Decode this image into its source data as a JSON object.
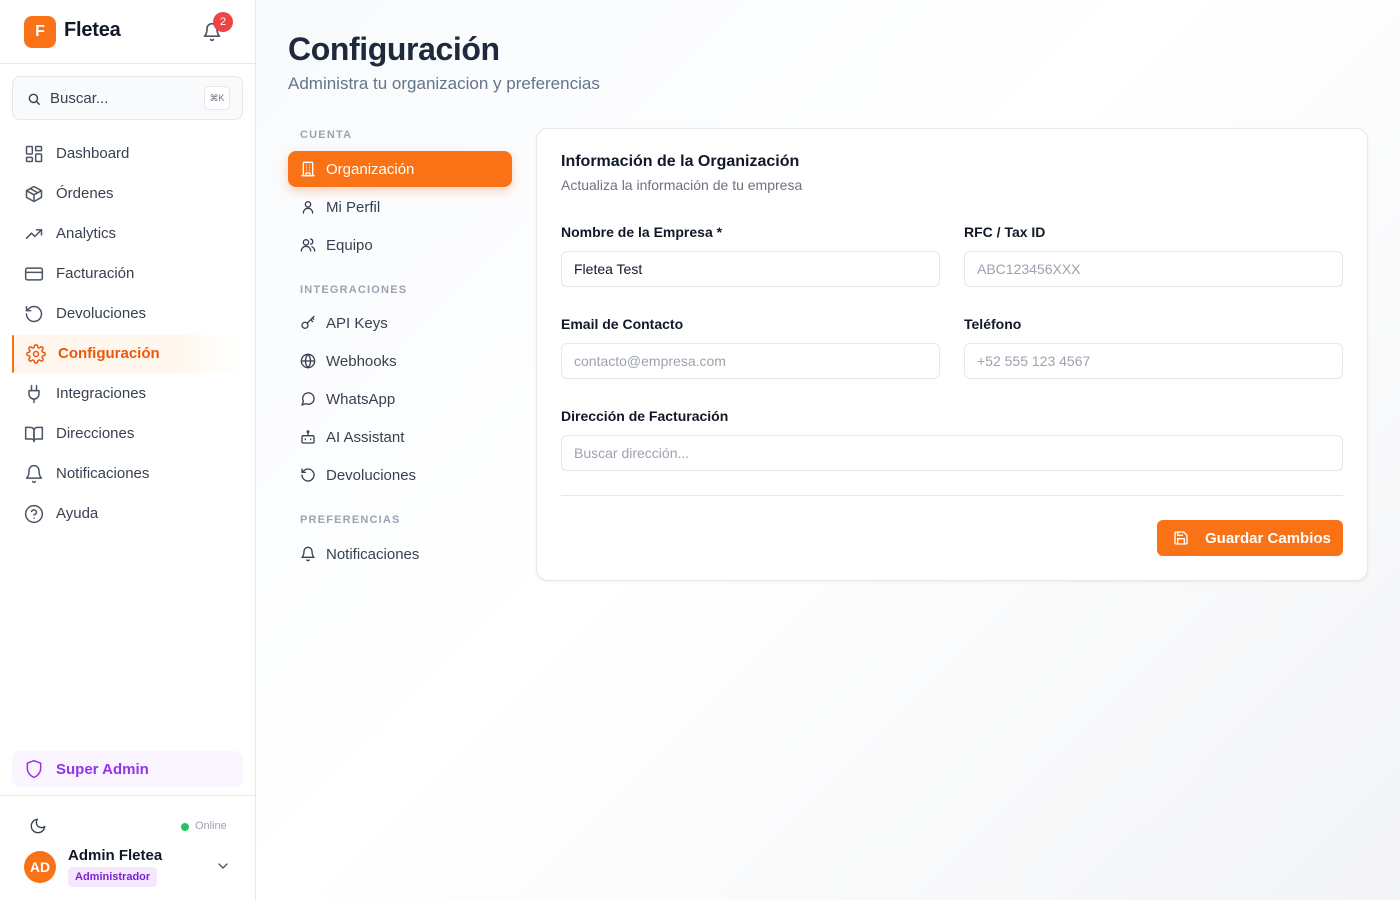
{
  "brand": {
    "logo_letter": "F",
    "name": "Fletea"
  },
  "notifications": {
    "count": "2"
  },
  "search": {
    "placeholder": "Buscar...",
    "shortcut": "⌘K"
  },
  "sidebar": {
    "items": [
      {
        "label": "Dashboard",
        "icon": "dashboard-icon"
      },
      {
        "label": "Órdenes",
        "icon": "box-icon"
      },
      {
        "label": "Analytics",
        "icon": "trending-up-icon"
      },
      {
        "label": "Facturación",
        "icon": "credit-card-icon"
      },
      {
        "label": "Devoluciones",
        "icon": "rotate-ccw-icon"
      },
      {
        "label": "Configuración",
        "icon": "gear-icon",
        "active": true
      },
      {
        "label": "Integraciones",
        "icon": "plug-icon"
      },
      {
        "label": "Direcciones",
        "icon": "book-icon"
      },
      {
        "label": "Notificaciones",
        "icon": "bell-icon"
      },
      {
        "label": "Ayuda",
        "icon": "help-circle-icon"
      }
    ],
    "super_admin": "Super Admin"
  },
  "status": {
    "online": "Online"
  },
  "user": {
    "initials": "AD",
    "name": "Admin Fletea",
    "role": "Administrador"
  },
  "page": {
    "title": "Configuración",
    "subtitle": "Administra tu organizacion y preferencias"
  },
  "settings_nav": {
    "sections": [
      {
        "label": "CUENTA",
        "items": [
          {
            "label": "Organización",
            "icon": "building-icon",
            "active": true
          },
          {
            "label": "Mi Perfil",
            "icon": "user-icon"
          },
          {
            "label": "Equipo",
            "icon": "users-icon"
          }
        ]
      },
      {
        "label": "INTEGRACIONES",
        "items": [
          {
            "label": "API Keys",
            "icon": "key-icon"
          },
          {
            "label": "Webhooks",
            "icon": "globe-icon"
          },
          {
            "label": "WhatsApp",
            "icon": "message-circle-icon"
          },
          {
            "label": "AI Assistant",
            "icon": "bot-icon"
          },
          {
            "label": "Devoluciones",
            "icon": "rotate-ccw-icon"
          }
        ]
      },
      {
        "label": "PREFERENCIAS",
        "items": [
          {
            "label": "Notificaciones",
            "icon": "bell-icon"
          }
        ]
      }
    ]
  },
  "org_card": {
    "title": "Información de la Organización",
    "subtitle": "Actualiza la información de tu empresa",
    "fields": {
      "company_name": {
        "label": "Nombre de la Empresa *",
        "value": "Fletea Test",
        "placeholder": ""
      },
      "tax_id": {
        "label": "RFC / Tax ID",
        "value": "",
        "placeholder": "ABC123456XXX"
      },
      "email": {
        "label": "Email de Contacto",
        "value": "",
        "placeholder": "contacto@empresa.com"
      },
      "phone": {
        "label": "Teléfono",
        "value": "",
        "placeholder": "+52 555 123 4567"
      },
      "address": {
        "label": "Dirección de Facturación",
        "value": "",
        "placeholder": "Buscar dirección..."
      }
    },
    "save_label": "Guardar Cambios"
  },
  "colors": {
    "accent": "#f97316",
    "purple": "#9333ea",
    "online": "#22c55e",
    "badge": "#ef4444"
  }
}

☆ ☆ ☆ ☆ ☆ ☆ ☆

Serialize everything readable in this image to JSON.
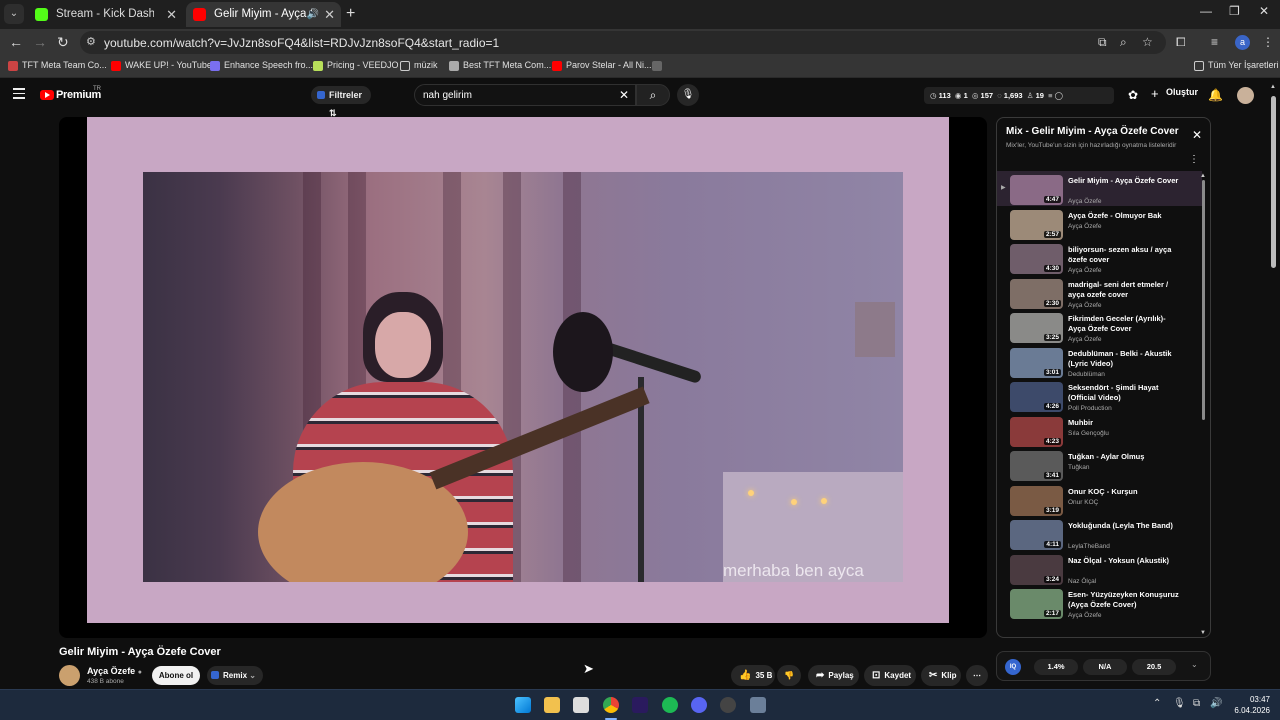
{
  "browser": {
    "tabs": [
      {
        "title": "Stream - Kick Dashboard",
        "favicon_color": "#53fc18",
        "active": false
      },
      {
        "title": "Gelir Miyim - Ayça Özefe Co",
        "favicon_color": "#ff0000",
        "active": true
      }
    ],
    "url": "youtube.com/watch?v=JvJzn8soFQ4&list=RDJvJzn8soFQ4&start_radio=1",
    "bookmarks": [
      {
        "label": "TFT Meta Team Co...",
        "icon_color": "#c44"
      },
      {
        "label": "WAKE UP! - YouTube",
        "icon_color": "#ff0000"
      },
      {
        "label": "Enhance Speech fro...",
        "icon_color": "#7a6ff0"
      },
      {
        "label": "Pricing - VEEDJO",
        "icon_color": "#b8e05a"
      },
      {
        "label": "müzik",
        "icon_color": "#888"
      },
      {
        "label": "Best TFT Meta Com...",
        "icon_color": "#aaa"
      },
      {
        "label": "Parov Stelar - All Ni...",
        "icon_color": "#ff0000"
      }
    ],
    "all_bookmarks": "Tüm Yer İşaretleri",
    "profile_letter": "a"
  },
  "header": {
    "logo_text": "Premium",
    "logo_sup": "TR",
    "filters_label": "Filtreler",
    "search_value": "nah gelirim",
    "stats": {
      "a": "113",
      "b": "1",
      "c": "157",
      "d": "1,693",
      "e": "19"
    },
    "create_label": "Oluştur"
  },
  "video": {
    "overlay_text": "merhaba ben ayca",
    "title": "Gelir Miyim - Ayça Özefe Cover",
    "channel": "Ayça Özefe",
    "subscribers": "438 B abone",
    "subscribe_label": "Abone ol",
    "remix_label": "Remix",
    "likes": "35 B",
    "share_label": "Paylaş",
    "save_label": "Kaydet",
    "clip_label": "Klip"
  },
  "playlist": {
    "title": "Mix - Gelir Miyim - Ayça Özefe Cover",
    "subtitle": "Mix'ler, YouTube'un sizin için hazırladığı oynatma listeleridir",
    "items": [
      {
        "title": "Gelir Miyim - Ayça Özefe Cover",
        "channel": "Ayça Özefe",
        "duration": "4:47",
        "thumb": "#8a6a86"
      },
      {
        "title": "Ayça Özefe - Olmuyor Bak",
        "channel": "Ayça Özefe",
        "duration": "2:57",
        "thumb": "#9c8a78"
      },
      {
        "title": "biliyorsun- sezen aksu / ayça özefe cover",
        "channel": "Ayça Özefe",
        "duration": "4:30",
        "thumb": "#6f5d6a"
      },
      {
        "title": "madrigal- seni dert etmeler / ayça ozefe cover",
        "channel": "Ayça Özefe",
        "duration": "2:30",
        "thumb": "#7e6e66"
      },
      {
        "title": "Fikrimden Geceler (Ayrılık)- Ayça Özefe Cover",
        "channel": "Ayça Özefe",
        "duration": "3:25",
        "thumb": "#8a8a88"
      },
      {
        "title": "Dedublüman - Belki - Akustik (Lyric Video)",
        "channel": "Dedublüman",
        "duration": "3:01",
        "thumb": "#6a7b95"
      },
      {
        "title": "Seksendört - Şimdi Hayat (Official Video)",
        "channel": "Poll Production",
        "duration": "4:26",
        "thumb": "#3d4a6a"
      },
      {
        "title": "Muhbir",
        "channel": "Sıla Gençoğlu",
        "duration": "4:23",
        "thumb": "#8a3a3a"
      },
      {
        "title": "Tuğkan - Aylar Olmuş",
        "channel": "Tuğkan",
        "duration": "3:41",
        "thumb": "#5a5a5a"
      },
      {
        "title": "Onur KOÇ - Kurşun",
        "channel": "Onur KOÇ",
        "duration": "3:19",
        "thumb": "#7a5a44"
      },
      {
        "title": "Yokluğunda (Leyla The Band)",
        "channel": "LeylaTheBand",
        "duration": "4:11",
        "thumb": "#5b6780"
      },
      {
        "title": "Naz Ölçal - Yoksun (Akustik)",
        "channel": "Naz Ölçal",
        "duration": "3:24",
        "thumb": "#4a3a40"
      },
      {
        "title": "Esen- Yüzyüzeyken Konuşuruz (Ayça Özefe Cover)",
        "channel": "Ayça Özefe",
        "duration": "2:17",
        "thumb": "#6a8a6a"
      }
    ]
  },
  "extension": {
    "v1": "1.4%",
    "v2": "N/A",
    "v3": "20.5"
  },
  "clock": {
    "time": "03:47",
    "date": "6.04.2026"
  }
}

☆ ☆ ☆ ☆ ☆ ☆ ☆

## Goal
Point out every line holding the string "rotate" and copy it.

## Task response
        "icon": "rotate-ccw-icon"
            "icon": "rotate-ccw-icon"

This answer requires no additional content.